**Exercise description:** Restate all the material verbatim, except for the pictures.

### Dataset content ###

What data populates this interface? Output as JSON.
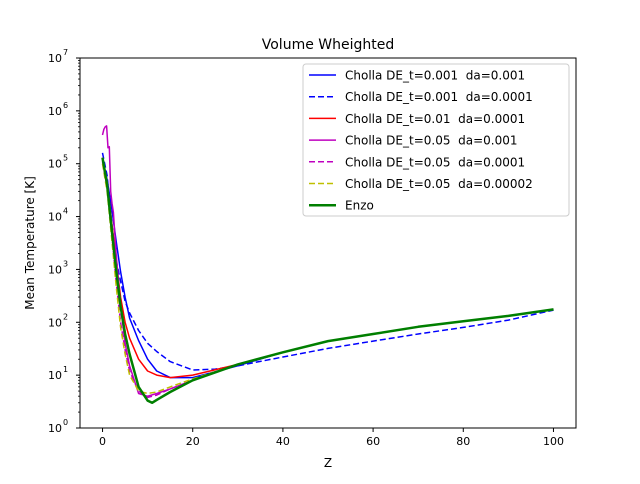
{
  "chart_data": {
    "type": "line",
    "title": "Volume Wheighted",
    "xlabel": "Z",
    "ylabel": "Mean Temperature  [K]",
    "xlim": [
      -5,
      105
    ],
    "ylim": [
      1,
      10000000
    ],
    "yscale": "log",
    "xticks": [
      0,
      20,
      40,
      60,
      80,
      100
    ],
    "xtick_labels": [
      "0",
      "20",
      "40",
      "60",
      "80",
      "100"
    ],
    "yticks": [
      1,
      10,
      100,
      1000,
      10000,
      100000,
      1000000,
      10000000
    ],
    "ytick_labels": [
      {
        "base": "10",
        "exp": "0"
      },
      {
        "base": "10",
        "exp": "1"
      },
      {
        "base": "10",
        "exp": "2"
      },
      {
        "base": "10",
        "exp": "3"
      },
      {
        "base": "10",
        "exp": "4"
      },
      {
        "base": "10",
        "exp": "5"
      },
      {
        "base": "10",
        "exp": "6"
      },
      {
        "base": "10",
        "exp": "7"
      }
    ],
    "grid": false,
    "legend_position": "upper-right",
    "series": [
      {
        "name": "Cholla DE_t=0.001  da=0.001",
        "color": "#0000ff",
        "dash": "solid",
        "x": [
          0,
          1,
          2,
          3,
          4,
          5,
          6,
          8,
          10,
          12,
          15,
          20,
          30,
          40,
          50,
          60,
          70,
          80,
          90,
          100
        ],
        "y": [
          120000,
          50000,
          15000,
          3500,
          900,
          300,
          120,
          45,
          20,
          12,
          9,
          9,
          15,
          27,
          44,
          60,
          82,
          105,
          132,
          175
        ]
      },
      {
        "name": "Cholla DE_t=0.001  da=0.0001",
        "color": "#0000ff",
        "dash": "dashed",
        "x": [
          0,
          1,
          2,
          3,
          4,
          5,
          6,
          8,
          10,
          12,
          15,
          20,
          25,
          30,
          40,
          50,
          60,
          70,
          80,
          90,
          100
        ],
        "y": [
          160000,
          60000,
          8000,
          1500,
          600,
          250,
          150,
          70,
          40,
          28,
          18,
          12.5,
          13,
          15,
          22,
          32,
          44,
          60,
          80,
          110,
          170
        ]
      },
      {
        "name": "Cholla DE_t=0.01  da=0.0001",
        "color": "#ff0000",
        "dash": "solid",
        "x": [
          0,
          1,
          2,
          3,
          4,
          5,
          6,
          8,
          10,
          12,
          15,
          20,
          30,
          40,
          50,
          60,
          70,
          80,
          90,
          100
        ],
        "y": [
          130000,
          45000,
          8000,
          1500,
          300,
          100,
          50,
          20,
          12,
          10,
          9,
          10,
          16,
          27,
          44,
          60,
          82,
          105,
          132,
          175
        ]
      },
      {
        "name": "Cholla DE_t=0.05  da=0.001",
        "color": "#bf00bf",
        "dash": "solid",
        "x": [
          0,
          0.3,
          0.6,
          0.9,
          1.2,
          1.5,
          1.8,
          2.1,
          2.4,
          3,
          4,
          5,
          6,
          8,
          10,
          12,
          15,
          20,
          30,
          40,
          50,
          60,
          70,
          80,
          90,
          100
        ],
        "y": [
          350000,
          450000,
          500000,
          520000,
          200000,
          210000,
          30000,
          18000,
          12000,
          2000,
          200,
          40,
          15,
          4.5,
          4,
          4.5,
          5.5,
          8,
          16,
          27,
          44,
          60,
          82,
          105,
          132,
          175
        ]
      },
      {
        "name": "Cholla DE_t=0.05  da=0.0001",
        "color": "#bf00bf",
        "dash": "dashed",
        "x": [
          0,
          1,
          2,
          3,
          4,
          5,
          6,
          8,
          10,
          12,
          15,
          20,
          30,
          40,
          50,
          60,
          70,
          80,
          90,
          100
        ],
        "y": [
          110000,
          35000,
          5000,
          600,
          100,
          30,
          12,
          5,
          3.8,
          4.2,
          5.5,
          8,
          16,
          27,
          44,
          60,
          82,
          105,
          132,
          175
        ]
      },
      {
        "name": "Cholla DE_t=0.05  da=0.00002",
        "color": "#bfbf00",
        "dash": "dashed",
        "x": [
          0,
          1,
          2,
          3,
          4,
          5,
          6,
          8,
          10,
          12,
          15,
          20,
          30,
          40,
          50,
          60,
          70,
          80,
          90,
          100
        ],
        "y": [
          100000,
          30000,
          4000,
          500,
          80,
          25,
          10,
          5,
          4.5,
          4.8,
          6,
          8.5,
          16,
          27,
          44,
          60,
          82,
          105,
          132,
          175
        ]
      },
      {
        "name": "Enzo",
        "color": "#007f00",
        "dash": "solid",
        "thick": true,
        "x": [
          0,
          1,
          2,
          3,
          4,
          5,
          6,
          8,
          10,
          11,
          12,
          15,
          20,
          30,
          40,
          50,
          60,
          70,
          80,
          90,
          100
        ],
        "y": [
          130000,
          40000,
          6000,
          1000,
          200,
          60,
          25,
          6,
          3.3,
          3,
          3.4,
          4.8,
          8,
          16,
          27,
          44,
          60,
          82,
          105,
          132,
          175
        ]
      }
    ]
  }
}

###

**Finished exercise:**
What data populates this interface? Output as JSON.
{
  "chart_data": {
    "type": "line",
    "title": "Volume Wheighted",
    "xlabel": "Z",
    "ylabel": "Mean Temperature  [K]",
    "xlim": [
      -5,
      105
    ],
    "ylim": [
      1,
      10000000
    ],
    "yscale": "log",
    "xticks": [
      0,
      20,
      40,
      60,
      80,
      100
    ],
    "xtick_labels": [
      "0",
      "20",
      "40",
      "60",
      "80",
      "100"
    ],
    "yticks": [
      1,
      10,
      100,
      1000,
      10000,
      100000,
      1000000,
      10000000
    ],
    "ytick_labels": [
      {
        "base": "10",
        "exp": "0"
      },
      {
        "base": "10",
        "exp": "1"
      },
      {
        "base": "10",
        "exp": "2"
      },
      {
        "base": "10",
        "exp": "3"
      },
      {
        "base": "10",
        "exp": "4"
      },
      {
        "base": "10",
        "exp": "5"
      },
      {
        "base": "10",
        "exp": "6"
      },
      {
        "base": "10",
        "exp": "7"
      }
    ],
    "grid": false,
    "legend_position": "upper-right",
    "series": [
      {
        "name": "Cholla DE_t=0.001  da=0.001",
        "color": "#0000ff",
        "dash": "solid",
        "x": [
          0,
          1,
          2,
          3,
          4,
          5,
          6,
          8,
          10,
          12,
          15,
          20,
          30,
          40,
          50,
          60,
          70,
          80,
          90,
          100
        ],
        "y": [
          120000,
          50000,
          15000,
          3500,
          900,
          300,
          120,
          45,
          20,
          12,
          9,
          9,
          15,
          27,
          44,
          60,
          82,
          105,
          132,
          175
        ]
      },
      {
        "name": "Cholla DE_t=0.001  da=0.0001",
        "color": "#0000ff",
        "dash": "dashed",
        "x": [
          0,
          1,
          2,
          3,
          4,
          5,
          6,
          8,
          10,
          12,
          15,
          20,
          25,
          30,
          40,
          50,
          60,
          70,
          80,
          90,
          100
        ],
        "y": [
          160000,
          60000,
          8000,
          1500,
          600,
          250,
          150,
          70,
          40,
          28,
          18,
          12.5,
          13,
          15,
          22,
          32,
          44,
          60,
          80,
          110,
          170
        ]
      },
      {
        "name": "Cholla DE_t=0.01  da=0.0001",
        "color": "#ff0000",
        "dash": "solid",
        "x": [
          0,
          1,
          2,
          3,
          4,
          5,
          6,
          8,
          10,
          12,
          15,
          20,
          30,
          40,
          50,
          60,
          70,
          80,
          90,
          100
        ],
        "y": [
          130000,
          45000,
          8000,
          1500,
          300,
          100,
          50,
          20,
          12,
          10,
          9,
          10,
          16,
          27,
          44,
          60,
          82,
          105,
          132,
          175
        ]
      },
      {
        "name": "Cholla DE_t=0.05  da=0.001",
        "color": "#bf00bf",
        "dash": "solid",
        "x": [
          0,
          0.3,
          0.6,
          0.9,
          1.2,
          1.5,
          1.8,
          2.1,
          2.4,
          3,
          4,
          5,
          6,
          8,
          10,
          12,
          15,
          20,
          30,
          40,
          50,
          60,
          70,
          80,
          90,
          100
        ],
        "y": [
          350000,
          450000,
          500000,
          520000,
          200000,
          210000,
          30000,
          18000,
          12000,
          2000,
          200,
          40,
          15,
          4.5,
          4,
          4.5,
          5.5,
          8,
          16,
          27,
          44,
          60,
          82,
          105,
          132,
          175
        ]
      },
      {
        "name": "Cholla DE_t=0.05  da=0.0001",
        "color": "#bf00bf",
        "dash": "dashed",
        "x": [
          0,
          1,
          2,
          3,
          4,
          5,
          6,
          8,
          10,
          12,
          15,
          20,
          30,
          40,
          50,
          60,
          70,
          80,
          90,
          100
        ],
        "y": [
          110000,
          35000,
          5000,
          600,
          100,
          30,
          12,
          5,
          3.8,
          4.2,
          5.5,
          8,
          16,
          27,
          44,
          60,
          82,
          105,
          132,
          175
        ]
      },
      {
        "name": "Cholla DE_t=0.05  da=0.00002",
        "color": "#bfbf00",
        "dash": "dashed",
        "x": [
          0,
          1,
          2,
          3,
          4,
          5,
          6,
          8,
          10,
          12,
          15,
          20,
          30,
          40,
          50,
          60,
          70,
          80,
          90,
          100
        ],
        "y": [
          100000,
          30000,
          4000,
          500,
          80,
          25,
          10,
          5,
          4.5,
          4.8,
          6,
          8.5,
          16,
          27,
          44,
          60,
          82,
          105,
          132,
          175
        ]
      },
      {
        "name": "Enzo",
        "color": "#007f00",
        "dash": "solid",
        "thick": true,
        "x": [
          0,
          1,
          2,
          3,
          4,
          5,
          6,
          8,
          10,
          11,
          12,
          15,
          20,
          30,
          40,
          50,
          60,
          70,
          80,
          90,
          100
        ],
        "y": [
          130000,
          40000,
          6000,
          1000,
          200,
          60,
          25,
          6,
          3.3,
          3,
          3.4,
          4.8,
          8,
          16,
          27,
          44,
          60,
          82,
          105,
          132,
          175
        ]
      }
    ]
  }
}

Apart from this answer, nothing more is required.